AIM:
Repeat the material below word for word and leave out all pictures.

Stored data
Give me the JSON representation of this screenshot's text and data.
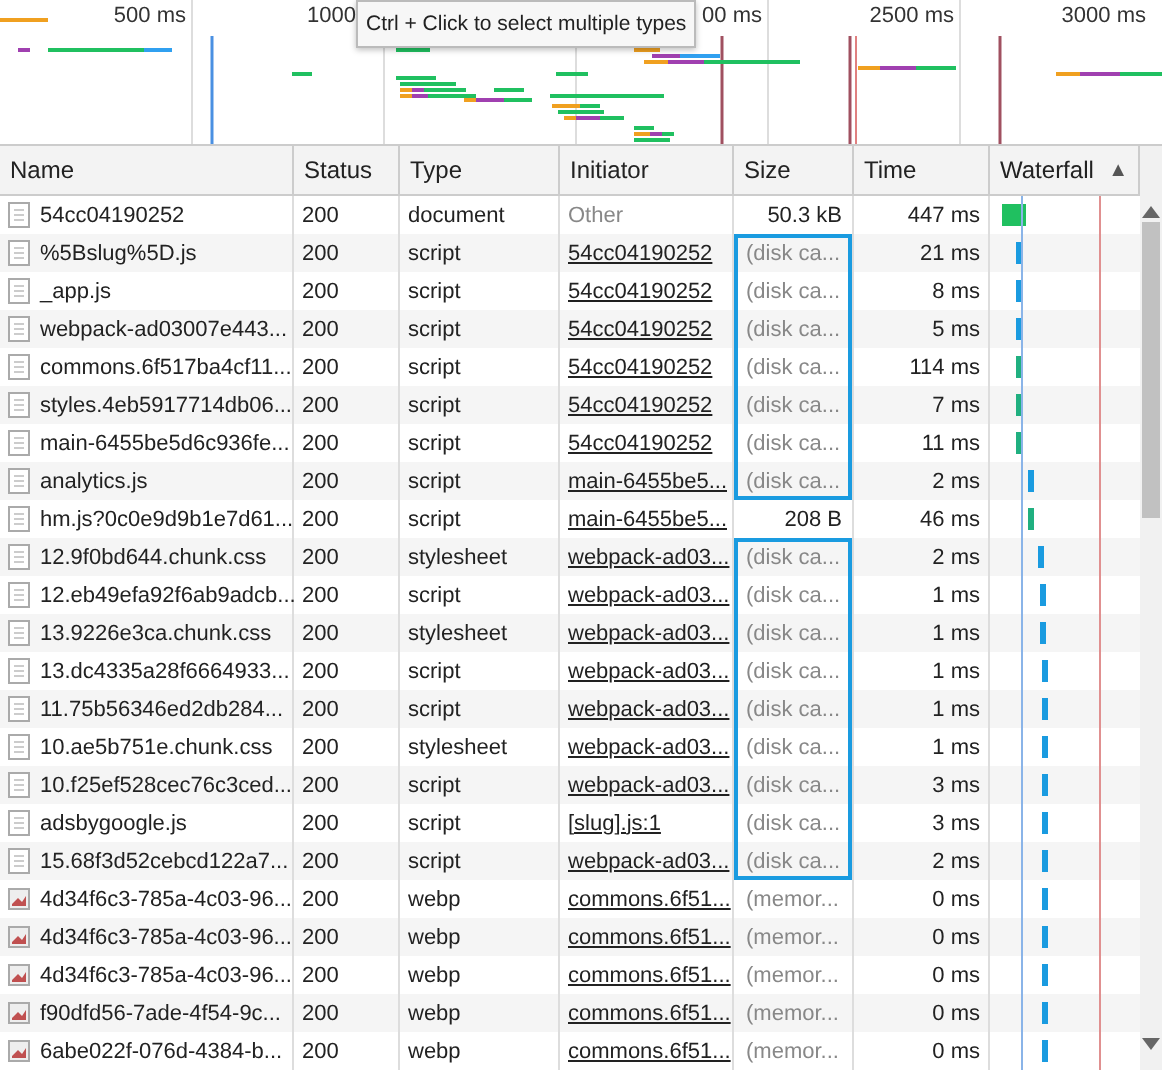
{
  "overview": {
    "ticks": [
      {
        "label": "500 ms"
      },
      {
        "label": "1000"
      },
      {
        "label": "00 ms"
      },
      {
        "label": "2500 ms"
      },
      {
        "label": "3000 ms"
      }
    ],
    "tooltip": "Ctrl + Click to select multiple types"
  },
  "table": {
    "columns": [
      {
        "label": "Name"
      },
      {
        "label": "Status"
      },
      {
        "label": "Type"
      },
      {
        "label": "Initiator"
      },
      {
        "label": "Size"
      },
      {
        "label": "Time"
      },
      {
        "label": "Waterfall",
        "sort_indicator": "▲"
      }
    ],
    "rows": [
      {
        "name": "54cc04190252",
        "kind": "file",
        "status": "200",
        "type": "document",
        "initiator": "Other",
        "initiator_link": false,
        "size": "50.3 kB",
        "from_cache": false,
        "size_boxed": false,
        "time": "447 ms"
      },
      {
        "name": "%5Bslug%5D.js",
        "kind": "file",
        "status": "200",
        "type": "script",
        "initiator": "54cc04190252",
        "initiator_link": true,
        "size": "(disk ca...",
        "from_cache": true,
        "size_boxed": true,
        "time": "21 ms"
      },
      {
        "name": "_app.js",
        "kind": "file",
        "status": "200",
        "type": "script",
        "initiator": "54cc04190252",
        "initiator_link": true,
        "size": "(disk ca...",
        "from_cache": true,
        "size_boxed": true,
        "time": "8 ms"
      },
      {
        "name": "webpack-ad03007e443...",
        "kind": "file",
        "status": "200",
        "type": "script",
        "initiator": "54cc04190252",
        "initiator_link": true,
        "size": "(disk ca...",
        "from_cache": true,
        "size_boxed": true,
        "time": "5 ms"
      },
      {
        "name": "commons.6f517ba4cf11...",
        "kind": "file",
        "status": "200",
        "type": "script",
        "initiator": "54cc04190252",
        "initiator_link": true,
        "size": "(disk ca...",
        "from_cache": true,
        "size_boxed": true,
        "time": "114 ms"
      },
      {
        "name": "styles.4eb5917714db06...",
        "kind": "file",
        "status": "200",
        "type": "script",
        "initiator": "54cc04190252",
        "initiator_link": true,
        "size": "(disk ca...",
        "from_cache": true,
        "size_boxed": true,
        "time": "7 ms"
      },
      {
        "name": "main-6455be5d6c936fe...",
        "kind": "file",
        "status": "200",
        "type": "script",
        "initiator": "54cc04190252",
        "initiator_link": true,
        "size": "(disk ca...",
        "from_cache": true,
        "size_boxed": true,
        "time": "11 ms"
      },
      {
        "name": "analytics.js",
        "kind": "file",
        "status": "200",
        "type": "script",
        "initiator": "main-6455be5...",
        "initiator_link": true,
        "size": "(disk ca...",
        "from_cache": true,
        "size_boxed": true,
        "time": "2 ms"
      },
      {
        "name": "hm.js?0c0e9d9b1e7d61...",
        "kind": "file",
        "status": "200",
        "type": "script",
        "initiator": "main-6455be5...",
        "initiator_link": true,
        "size": "208 B",
        "from_cache": false,
        "size_boxed": false,
        "time": "46 ms"
      },
      {
        "name": "12.9f0bd644.chunk.css",
        "kind": "file",
        "status": "200",
        "type": "stylesheet",
        "initiator": "webpack-ad03...",
        "initiator_link": true,
        "size": "(disk ca...",
        "from_cache": true,
        "size_boxed": true,
        "time": "2 ms"
      },
      {
        "name": "12.eb49efa92f6ab9adcb...",
        "kind": "file",
        "status": "200",
        "type": "script",
        "initiator": "webpack-ad03...",
        "initiator_link": true,
        "size": "(disk ca...",
        "from_cache": true,
        "size_boxed": true,
        "time": "1 ms"
      },
      {
        "name": "13.9226e3ca.chunk.css",
        "kind": "file",
        "status": "200",
        "type": "stylesheet",
        "initiator": "webpack-ad03...",
        "initiator_link": true,
        "size": "(disk ca...",
        "from_cache": true,
        "size_boxed": true,
        "time": "1 ms"
      },
      {
        "name": "13.dc4335a28f6664933...",
        "kind": "file",
        "status": "200",
        "type": "script",
        "initiator": "webpack-ad03...",
        "initiator_link": true,
        "size": "(disk ca...",
        "from_cache": true,
        "size_boxed": true,
        "time": "1 ms"
      },
      {
        "name": "11.75b56346ed2db284...",
        "kind": "file",
        "status": "200",
        "type": "script",
        "initiator": "webpack-ad03...",
        "initiator_link": true,
        "size": "(disk ca...",
        "from_cache": true,
        "size_boxed": true,
        "time": "1 ms"
      },
      {
        "name": "10.ae5b751e.chunk.css",
        "kind": "file",
        "status": "200",
        "type": "stylesheet",
        "initiator": "webpack-ad03...",
        "initiator_link": true,
        "size": "(disk ca...",
        "from_cache": true,
        "size_boxed": true,
        "time": "1 ms"
      },
      {
        "name": "10.f25ef528cec76c3ced...",
        "kind": "file",
        "status": "200",
        "type": "script",
        "initiator": "webpack-ad03...",
        "initiator_link": true,
        "size": "(disk ca...",
        "from_cache": true,
        "size_boxed": true,
        "time": "3 ms"
      },
      {
        "name": "adsbygoogle.js",
        "kind": "file",
        "status": "200",
        "type": "script",
        "initiator": "[slug].js:1",
        "initiator_link": true,
        "size": "(disk ca...",
        "from_cache": true,
        "size_boxed": true,
        "time": "3 ms"
      },
      {
        "name": "15.68f3d52cebcd122a7...",
        "kind": "file",
        "status": "200",
        "type": "script",
        "initiator": "webpack-ad03...",
        "initiator_link": true,
        "size": "(disk ca...",
        "from_cache": true,
        "size_boxed": true,
        "time": "2 ms"
      },
      {
        "name": "4d34f6c3-785a-4c03-96...",
        "kind": "image",
        "status": "200",
        "type": "webp",
        "initiator": "commons.6f51...",
        "initiator_link": true,
        "size": "(memor...",
        "from_cache": true,
        "size_boxed": false,
        "time": "0 ms"
      },
      {
        "name": "4d34f6c3-785a-4c03-96...",
        "kind": "image",
        "status": "200",
        "type": "webp",
        "initiator": "commons.6f51...",
        "initiator_link": true,
        "size": "(memor...",
        "from_cache": true,
        "size_boxed": false,
        "time": "0 ms"
      },
      {
        "name": "4d34f6c3-785a-4c03-96...",
        "kind": "image",
        "status": "200",
        "type": "webp",
        "initiator": "commons.6f51...",
        "initiator_link": true,
        "size": "(memor...",
        "from_cache": true,
        "size_boxed": false,
        "time": "0 ms"
      },
      {
        "name": "f90dfd56-7ade-4f54-9c...",
        "kind": "image",
        "status": "200",
        "type": "webp",
        "initiator": "commons.6f51...",
        "initiator_link": true,
        "size": "(memor...",
        "from_cache": true,
        "size_boxed": false,
        "time": "0 ms"
      },
      {
        "name": "6abe022f-076d-4384-b...",
        "kind": "image",
        "status": "200",
        "type": "webp",
        "initiator": "commons.6f51...",
        "initiator_link": true,
        "size": "(memor...",
        "from_cache": true,
        "size_boxed": false,
        "time": "0 ms"
      }
    ]
  }
}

COMPLETE OUTPUT:
Give me the JSON representation of this screenshot's text and data.
{
  "overview": {
    "ticks": [
      {
        "label": "500 ms"
      },
      {
        "label": "1000"
      },
      {
        "label": "00 ms"
      },
      {
        "label": "2500 ms"
      },
      {
        "label": "3000 ms"
      }
    ],
    "tooltip": "Ctrl + Click to select multiple types"
  },
  "table": {
    "columns": [
      {
        "label": "Name"
      },
      {
        "label": "Status"
      },
      {
        "label": "Type"
      },
      {
        "label": "Initiator"
      },
      {
        "label": "Size"
      },
      {
        "label": "Time"
      },
      {
        "label": "Waterfall",
        "sort_indicator": "▲"
      }
    ],
    "rows": [
      {
        "name": "54cc04190252",
        "kind": "file",
        "status": "200",
        "type": "document",
        "initiator": "Other",
        "initiator_link": false,
        "size": "50.3 kB",
        "from_cache": false,
        "size_boxed": false,
        "time": "447 ms"
      },
      {
        "name": "%5Bslug%5D.js",
        "kind": "file",
        "status": "200",
        "type": "script",
        "initiator": "54cc04190252",
        "initiator_link": true,
        "size": "(disk ca...",
        "from_cache": true,
        "size_boxed": true,
        "time": "21 ms"
      },
      {
        "name": "_app.js",
        "kind": "file",
        "status": "200",
        "type": "script",
        "initiator": "54cc04190252",
        "initiator_link": true,
        "size": "(disk ca...",
        "from_cache": true,
        "size_boxed": true,
        "time": "8 ms"
      },
      {
        "name": "webpack-ad03007e443...",
        "kind": "file",
        "status": "200",
        "type": "script",
        "initiator": "54cc04190252",
        "initiator_link": true,
        "size": "(disk ca...",
        "from_cache": true,
        "size_boxed": true,
        "time": "5 ms"
      },
      {
        "name": "commons.6f517ba4cf11...",
        "kind": "file",
        "status": "200",
        "type": "script",
        "initiator": "54cc04190252",
        "initiator_link": true,
        "size": "(disk ca...",
        "from_cache": true,
        "size_boxed": true,
        "time": "114 ms"
      },
      {
        "name": "styles.4eb5917714db06...",
        "kind": "file",
        "status": "200",
        "type": "script",
        "initiator": "54cc04190252",
        "initiator_link": true,
        "size": "(disk ca...",
        "from_cache": true,
        "size_boxed": true,
        "time": "7 ms"
      },
      {
        "name": "main-6455be5d6c936fe...",
        "kind": "file",
        "status": "200",
        "type": "script",
        "initiator": "54cc04190252",
        "initiator_link": true,
        "size": "(disk ca...",
        "from_cache": true,
        "size_boxed": true,
        "time": "11 ms"
      },
      {
        "name": "analytics.js",
        "kind": "file",
        "status": "200",
        "type": "script",
        "initiator": "main-6455be5...",
        "initiator_link": true,
        "size": "(disk ca...",
        "from_cache": true,
        "size_boxed": true,
        "time": "2 ms"
      },
      {
        "name": "hm.js?0c0e9d9b1e7d61...",
        "kind": "file",
        "status": "200",
        "type": "script",
        "initiator": "main-6455be5...",
        "initiator_link": true,
        "size": "208 B",
        "from_cache": false,
        "size_boxed": false,
        "time": "46 ms"
      },
      {
        "name": "12.9f0bd644.chunk.css",
        "kind": "file",
        "status": "200",
        "type": "stylesheet",
        "initiator": "webpack-ad03...",
        "initiator_link": true,
        "size": "(disk ca...",
        "from_cache": true,
        "size_boxed": true,
        "time": "2 ms"
      },
      {
        "name": "12.eb49efa92f6ab9adcb...",
        "kind": "file",
        "status": "200",
        "type": "script",
        "initiator": "webpack-ad03...",
        "initiator_link": true,
        "size": "(disk ca...",
        "from_cache": true,
        "size_boxed": true,
        "time": "1 ms"
      },
      {
        "name": "13.9226e3ca.chunk.css",
        "kind": "file",
        "status": "200",
        "type": "stylesheet",
        "initiator": "webpack-ad03...",
        "initiator_link": true,
        "size": "(disk ca...",
        "from_cache": true,
        "size_boxed": true,
        "time": "1 ms"
      },
      {
        "name": "13.dc4335a28f6664933...",
        "kind": "file",
        "status": "200",
        "type": "script",
        "initiator": "webpack-ad03...",
        "initiator_link": true,
        "size": "(disk ca...",
        "from_cache": true,
        "size_boxed": true,
        "time": "1 ms"
      },
      {
        "name": "11.75b56346ed2db284...",
        "kind": "file",
        "status": "200",
        "type": "script",
        "initiator": "webpack-ad03...",
        "initiator_link": true,
        "size": "(disk ca...",
        "from_cache": true,
        "size_boxed": true,
        "time": "1 ms"
      },
      {
        "name": "10.ae5b751e.chunk.css",
        "kind": "file",
        "status": "200",
        "type": "stylesheet",
        "initiator": "webpack-ad03...",
        "initiator_link": true,
        "size": "(disk ca...",
        "from_cache": true,
        "size_boxed": true,
        "time": "1 ms"
      },
      {
        "name": "10.f25ef528cec76c3ced...",
        "kind": "file",
        "status": "200",
        "type": "script",
        "initiator": "webpack-ad03...",
        "initiator_link": true,
        "size": "(disk ca...",
        "from_cache": true,
        "size_boxed": true,
        "time": "3 ms"
      },
      {
        "name": "adsbygoogle.js",
        "kind": "file",
        "status": "200",
        "type": "script",
        "initiator": "[slug].js:1",
        "initiator_link": true,
        "size": "(disk ca...",
        "from_cache": true,
        "size_boxed": true,
        "time": "3 ms"
      },
      {
        "name": "15.68f3d52cebcd122a7...",
        "kind": "file",
        "status": "200",
        "type": "script",
        "initiator": "webpack-ad03...",
        "initiator_link": true,
        "size": "(disk ca...",
        "from_cache": true,
        "size_boxed": true,
        "time": "2 ms"
      },
      {
        "name": "4d34f6c3-785a-4c03-96...",
        "kind": "image",
        "status": "200",
        "type": "webp",
        "initiator": "commons.6f51...",
        "initiator_link": true,
        "size": "(memor...",
        "from_cache": true,
        "size_boxed": false,
        "time": "0 ms"
      },
      {
        "name": "4d34f6c3-785a-4c03-96...",
        "kind": "image",
        "status": "200",
        "type": "webp",
        "initiator": "commons.6f51...",
        "initiator_link": true,
        "size": "(memor...",
        "from_cache": true,
        "size_boxed": false,
        "time": "0 ms"
      },
      {
        "name": "4d34f6c3-785a-4c03-96...",
        "kind": "image",
        "status": "200",
        "type": "webp",
        "initiator": "commons.6f51...",
        "initiator_link": true,
        "size": "(memor...",
        "from_cache": true,
        "size_boxed": false,
        "time": "0 ms"
      },
      {
        "name": "f90dfd56-7ade-4f54-9c...",
        "kind": "image",
        "status": "200",
        "type": "webp",
        "initiator": "commons.6f51...",
        "initiator_link": true,
        "size": "(memor...",
        "from_cache": true,
        "size_boxed": false,
        "time": "0 ms"
      },
      {
        "name": "6abe022f-076d-4384-b...",
        "kind": "image",
        "status": "200",
        "type": "webp",
        "initiator": "commons.6f51...",
        "initiator_link": true,
        "size": "(memor...",
        "from_cache": true,
        "size_boxed": false,
        "time": "0 ms"
      }
    ]
  }
}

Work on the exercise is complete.